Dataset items
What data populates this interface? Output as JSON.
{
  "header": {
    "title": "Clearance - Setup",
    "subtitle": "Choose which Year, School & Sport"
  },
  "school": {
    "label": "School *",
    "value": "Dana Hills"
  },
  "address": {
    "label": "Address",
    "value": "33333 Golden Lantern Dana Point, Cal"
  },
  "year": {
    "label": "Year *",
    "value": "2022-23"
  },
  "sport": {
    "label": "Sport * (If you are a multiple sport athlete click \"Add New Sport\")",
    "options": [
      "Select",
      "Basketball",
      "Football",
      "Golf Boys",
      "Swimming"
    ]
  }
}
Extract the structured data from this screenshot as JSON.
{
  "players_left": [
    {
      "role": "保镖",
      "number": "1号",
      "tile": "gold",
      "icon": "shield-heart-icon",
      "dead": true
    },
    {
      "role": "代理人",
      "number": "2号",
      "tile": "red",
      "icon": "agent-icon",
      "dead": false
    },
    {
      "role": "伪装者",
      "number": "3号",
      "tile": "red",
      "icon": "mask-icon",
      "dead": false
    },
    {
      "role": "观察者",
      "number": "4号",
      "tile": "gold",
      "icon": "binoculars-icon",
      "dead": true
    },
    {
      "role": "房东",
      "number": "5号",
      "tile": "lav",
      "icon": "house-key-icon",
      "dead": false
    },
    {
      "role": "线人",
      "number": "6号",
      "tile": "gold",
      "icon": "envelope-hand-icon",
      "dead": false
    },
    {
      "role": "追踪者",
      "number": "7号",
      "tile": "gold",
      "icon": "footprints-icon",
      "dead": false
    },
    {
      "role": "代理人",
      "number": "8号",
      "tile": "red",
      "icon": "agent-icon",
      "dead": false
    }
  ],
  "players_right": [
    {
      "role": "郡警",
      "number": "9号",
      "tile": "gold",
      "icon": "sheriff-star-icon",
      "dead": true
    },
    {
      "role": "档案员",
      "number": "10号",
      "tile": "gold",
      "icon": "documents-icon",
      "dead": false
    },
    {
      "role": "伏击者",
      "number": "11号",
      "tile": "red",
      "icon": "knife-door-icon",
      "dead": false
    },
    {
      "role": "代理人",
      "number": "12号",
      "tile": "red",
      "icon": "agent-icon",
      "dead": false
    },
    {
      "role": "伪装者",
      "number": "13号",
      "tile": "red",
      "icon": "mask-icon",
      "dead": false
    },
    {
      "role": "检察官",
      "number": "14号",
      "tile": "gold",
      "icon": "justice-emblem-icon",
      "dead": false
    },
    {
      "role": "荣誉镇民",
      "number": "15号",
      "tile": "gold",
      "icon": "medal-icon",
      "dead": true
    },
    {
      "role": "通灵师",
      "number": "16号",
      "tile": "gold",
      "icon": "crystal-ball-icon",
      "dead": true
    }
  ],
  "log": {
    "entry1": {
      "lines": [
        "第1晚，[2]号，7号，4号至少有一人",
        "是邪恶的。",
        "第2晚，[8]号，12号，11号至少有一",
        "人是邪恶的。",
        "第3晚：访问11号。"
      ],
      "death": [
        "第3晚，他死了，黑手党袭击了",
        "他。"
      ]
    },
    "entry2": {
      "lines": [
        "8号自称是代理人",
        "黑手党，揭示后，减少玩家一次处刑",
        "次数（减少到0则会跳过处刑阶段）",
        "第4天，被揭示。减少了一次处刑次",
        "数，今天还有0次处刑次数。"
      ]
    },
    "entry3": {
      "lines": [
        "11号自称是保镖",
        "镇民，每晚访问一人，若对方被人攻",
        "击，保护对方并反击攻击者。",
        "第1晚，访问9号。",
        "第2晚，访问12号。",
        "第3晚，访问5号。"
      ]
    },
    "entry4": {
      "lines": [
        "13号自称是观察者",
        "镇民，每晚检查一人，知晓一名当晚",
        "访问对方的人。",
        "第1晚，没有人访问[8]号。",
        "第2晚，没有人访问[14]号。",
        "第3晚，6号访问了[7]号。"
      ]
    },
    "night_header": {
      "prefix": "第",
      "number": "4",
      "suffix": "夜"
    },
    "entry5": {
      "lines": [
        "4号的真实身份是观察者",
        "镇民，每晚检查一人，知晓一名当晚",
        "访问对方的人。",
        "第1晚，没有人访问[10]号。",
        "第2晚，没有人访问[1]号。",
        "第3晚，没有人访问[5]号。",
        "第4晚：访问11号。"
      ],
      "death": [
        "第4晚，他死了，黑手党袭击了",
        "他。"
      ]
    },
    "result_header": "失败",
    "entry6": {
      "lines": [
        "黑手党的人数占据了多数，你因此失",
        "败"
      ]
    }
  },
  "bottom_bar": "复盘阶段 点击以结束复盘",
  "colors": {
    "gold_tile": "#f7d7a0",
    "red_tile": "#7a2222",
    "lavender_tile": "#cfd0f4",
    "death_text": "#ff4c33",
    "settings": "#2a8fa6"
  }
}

**What is required**
Gather from the records above every line containing the string "label".

**Task answer**
    "label": "School *",
    "label": "Address",
    "label": "Year *",
    "label": "Sport * (If you are a multiple sport athlete click \"Add New Sport\")",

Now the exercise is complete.